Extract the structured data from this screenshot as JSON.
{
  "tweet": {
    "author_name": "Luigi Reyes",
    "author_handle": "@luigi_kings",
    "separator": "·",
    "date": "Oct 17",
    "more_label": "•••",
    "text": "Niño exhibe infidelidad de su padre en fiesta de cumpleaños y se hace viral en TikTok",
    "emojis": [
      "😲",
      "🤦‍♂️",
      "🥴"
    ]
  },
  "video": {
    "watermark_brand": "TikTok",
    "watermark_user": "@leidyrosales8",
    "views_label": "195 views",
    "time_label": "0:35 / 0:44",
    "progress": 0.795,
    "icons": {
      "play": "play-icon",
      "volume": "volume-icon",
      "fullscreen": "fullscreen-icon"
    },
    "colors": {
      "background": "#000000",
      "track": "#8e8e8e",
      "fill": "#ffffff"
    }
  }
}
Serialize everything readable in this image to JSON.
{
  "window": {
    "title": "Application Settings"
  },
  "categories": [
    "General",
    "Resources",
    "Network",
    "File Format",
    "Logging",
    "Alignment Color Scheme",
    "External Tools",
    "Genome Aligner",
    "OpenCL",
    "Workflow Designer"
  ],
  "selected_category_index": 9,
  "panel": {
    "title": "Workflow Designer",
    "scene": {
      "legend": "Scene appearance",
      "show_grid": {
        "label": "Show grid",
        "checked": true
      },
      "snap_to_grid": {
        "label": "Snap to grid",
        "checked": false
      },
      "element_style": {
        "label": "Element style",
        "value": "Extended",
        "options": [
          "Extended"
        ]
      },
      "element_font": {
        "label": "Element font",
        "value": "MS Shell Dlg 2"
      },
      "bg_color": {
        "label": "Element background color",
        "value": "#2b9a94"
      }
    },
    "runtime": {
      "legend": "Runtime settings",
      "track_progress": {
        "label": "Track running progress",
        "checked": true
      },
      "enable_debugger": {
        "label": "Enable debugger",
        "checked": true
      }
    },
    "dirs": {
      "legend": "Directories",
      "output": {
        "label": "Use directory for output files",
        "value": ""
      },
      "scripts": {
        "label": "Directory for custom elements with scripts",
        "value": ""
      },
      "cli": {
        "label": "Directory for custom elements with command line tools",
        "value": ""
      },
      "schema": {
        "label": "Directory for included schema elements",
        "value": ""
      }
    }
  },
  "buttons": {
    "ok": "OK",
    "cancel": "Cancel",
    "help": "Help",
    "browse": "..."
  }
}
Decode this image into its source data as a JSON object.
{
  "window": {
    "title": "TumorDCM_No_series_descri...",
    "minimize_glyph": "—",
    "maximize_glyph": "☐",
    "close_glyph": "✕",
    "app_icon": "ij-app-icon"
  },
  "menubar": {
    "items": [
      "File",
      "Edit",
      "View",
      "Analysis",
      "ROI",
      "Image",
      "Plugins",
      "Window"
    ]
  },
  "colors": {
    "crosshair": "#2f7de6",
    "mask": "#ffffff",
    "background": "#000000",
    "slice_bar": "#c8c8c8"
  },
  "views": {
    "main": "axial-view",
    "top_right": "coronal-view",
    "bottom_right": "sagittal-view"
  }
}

= WHAT NEEDS TO BE DONE =
Please return every line of the material above that includes "data".

= FINISHED TASK =
Extract the structured data from this screenshot as JSON.
Decode this image into its source data as a JSON object.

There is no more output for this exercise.